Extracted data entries

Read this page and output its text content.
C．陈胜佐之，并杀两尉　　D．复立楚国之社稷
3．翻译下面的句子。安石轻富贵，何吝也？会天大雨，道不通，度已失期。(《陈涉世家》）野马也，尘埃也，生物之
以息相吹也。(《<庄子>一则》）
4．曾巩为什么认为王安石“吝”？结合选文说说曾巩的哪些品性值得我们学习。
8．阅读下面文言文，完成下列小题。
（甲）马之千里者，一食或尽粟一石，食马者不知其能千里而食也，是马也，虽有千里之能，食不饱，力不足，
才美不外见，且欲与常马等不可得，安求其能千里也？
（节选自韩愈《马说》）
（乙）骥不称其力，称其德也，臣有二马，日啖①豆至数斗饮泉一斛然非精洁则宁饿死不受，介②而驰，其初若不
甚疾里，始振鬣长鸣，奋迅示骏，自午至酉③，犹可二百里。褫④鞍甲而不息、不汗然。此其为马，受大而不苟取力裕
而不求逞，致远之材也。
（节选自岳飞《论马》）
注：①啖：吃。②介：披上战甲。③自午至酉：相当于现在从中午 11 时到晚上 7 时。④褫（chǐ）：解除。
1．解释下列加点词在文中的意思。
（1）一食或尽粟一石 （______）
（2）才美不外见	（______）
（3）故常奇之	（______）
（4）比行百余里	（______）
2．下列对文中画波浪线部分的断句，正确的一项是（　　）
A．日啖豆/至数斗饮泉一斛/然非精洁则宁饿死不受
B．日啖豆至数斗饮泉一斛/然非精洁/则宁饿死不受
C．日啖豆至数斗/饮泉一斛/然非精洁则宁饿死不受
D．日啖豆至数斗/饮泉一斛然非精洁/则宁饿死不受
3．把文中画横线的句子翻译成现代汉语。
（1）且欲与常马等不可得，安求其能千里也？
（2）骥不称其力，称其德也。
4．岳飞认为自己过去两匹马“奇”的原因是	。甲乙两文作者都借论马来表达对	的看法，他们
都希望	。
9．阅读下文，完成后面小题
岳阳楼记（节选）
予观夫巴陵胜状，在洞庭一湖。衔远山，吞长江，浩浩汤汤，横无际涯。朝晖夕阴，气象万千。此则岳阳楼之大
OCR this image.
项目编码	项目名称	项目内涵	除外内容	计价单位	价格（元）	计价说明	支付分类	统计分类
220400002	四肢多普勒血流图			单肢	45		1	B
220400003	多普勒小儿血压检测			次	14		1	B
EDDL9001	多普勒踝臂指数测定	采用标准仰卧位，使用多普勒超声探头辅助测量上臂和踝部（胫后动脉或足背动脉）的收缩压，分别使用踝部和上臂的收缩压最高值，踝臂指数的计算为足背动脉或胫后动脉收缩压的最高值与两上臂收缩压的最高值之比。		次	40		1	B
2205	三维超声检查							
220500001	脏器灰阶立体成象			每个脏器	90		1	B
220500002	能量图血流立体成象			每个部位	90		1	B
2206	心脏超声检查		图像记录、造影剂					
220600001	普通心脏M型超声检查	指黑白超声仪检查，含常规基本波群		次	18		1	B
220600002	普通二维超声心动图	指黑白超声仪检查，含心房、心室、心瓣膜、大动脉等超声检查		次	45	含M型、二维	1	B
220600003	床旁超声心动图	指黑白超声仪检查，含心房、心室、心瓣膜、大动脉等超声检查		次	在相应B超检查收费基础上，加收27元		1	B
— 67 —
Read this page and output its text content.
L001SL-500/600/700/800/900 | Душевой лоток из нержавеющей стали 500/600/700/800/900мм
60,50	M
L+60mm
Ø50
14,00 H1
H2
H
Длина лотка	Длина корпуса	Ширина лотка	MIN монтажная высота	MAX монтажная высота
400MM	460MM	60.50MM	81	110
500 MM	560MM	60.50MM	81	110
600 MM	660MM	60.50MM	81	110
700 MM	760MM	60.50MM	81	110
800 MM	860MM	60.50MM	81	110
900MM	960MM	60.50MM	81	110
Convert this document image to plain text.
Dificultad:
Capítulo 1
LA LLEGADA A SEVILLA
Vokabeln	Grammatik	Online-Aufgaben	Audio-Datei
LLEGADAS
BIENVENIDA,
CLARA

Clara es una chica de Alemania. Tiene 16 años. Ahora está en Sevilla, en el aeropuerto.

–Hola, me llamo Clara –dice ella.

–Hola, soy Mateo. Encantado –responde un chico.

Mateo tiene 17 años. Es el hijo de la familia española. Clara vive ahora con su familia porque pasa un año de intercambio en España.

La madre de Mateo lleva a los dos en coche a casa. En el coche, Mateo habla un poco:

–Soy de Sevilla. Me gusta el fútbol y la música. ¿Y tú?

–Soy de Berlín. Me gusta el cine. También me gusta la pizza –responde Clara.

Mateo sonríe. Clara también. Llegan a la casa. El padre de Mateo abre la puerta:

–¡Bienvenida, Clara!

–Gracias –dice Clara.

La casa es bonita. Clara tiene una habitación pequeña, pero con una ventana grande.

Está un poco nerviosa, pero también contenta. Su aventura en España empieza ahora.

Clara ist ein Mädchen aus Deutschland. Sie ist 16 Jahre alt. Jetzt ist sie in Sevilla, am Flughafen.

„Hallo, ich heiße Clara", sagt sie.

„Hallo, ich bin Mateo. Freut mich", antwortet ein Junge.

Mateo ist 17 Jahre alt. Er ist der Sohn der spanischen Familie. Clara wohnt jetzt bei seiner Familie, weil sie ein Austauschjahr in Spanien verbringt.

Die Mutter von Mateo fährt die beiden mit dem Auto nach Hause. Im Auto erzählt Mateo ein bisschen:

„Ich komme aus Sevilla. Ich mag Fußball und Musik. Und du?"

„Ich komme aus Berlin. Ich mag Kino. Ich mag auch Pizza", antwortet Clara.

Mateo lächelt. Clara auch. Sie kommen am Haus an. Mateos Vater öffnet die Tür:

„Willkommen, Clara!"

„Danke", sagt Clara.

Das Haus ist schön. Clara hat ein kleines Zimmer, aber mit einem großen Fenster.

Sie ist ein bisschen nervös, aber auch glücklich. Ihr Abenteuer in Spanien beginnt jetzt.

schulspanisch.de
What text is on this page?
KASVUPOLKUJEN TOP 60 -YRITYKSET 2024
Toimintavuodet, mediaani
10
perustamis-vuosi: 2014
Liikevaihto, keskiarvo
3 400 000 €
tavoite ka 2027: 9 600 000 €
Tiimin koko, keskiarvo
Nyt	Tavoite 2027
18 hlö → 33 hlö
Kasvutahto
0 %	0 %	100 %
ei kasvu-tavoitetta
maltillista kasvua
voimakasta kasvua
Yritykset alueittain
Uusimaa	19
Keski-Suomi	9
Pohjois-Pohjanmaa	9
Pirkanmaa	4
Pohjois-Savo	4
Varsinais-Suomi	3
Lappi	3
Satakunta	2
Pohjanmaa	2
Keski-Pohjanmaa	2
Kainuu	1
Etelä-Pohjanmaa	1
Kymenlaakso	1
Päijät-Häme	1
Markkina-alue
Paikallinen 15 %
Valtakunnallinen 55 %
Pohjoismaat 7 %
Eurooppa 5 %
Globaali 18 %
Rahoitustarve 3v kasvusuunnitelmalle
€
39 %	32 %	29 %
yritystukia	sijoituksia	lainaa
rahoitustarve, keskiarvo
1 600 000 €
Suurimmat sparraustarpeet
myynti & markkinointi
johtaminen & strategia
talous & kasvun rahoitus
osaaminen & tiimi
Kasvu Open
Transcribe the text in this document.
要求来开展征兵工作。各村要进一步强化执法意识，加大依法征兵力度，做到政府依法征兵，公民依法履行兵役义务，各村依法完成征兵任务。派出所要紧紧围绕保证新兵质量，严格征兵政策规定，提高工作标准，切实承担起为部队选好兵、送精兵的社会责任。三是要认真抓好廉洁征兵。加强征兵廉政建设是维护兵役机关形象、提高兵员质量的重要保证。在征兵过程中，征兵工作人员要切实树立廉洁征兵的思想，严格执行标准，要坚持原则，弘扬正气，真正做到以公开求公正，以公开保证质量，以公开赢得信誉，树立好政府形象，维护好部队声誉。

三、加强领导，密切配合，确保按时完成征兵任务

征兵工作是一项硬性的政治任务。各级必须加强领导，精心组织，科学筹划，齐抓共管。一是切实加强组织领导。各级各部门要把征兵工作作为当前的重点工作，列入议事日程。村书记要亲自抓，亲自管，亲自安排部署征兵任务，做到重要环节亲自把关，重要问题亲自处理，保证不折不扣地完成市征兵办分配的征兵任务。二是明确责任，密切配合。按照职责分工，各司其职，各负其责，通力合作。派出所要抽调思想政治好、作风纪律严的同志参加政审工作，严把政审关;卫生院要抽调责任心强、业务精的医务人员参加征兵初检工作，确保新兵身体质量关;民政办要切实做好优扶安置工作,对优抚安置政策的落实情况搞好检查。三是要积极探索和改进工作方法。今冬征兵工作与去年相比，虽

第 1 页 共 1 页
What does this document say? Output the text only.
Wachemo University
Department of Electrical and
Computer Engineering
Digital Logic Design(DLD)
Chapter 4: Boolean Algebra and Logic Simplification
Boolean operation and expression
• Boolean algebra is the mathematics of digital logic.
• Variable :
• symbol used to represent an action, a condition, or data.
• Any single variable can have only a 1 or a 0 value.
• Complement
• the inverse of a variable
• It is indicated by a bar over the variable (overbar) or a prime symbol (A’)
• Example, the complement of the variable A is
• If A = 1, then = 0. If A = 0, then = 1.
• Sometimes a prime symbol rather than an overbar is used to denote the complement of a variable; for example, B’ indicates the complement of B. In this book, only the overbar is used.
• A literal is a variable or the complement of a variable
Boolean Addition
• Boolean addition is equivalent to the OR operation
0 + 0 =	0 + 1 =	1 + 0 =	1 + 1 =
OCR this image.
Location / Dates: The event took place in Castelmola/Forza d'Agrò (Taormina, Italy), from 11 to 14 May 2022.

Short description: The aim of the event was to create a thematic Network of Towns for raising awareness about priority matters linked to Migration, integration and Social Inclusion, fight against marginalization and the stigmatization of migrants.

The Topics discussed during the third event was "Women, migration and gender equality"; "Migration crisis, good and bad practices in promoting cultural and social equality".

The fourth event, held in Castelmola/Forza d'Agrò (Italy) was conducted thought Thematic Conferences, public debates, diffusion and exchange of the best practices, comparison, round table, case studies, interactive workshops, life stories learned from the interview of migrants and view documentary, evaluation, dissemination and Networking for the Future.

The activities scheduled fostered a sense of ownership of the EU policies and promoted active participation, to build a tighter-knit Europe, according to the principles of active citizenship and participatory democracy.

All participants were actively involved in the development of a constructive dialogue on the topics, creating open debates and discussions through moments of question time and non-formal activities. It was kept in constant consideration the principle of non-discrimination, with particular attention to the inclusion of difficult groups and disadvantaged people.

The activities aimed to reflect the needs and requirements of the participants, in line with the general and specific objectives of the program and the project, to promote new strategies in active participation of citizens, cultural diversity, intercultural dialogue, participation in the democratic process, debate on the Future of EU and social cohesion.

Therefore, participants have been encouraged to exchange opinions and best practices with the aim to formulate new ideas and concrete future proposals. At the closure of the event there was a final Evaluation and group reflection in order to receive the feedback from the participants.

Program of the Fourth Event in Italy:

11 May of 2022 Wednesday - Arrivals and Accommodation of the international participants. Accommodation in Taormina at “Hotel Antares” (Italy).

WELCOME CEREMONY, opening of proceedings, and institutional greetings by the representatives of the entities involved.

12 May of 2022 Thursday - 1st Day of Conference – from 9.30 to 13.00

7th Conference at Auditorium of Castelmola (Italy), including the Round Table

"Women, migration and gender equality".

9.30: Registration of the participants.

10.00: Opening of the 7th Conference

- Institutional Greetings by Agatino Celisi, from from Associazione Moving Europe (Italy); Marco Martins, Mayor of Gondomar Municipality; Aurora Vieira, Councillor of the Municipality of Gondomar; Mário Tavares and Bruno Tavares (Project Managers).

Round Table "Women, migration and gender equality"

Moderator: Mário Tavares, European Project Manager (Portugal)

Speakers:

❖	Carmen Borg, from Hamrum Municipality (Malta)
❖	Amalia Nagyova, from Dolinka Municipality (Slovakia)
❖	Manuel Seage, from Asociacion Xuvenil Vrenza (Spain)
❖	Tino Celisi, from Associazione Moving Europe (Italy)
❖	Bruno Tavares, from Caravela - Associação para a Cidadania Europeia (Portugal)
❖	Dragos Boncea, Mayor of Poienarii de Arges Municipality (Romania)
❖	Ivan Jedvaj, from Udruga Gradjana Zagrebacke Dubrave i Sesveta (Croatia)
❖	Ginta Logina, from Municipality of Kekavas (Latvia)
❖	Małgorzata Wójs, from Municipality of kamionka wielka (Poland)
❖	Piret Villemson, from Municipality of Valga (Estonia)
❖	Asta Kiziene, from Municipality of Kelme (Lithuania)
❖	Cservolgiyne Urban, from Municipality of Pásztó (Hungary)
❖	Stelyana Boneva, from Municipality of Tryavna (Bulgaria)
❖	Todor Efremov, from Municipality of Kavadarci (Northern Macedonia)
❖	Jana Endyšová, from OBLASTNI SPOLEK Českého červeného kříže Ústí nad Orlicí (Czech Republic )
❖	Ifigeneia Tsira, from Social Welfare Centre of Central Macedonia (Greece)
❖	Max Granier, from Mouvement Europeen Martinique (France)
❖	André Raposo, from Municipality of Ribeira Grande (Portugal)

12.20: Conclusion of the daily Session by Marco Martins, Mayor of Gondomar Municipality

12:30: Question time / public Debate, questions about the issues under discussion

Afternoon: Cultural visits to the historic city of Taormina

**Work required**
Scan the entries above for the word "años" and collect each line holding it.

**Output for this task**
Clara es una chica de Alemania. Tiene 16 años. Ahora está en Sevilla, en el aeropuerto.
Mateo tiene 17 años. Es el hijo de la familia española. Clara vive ahora con su familia porque pasa un año de intercambio en España.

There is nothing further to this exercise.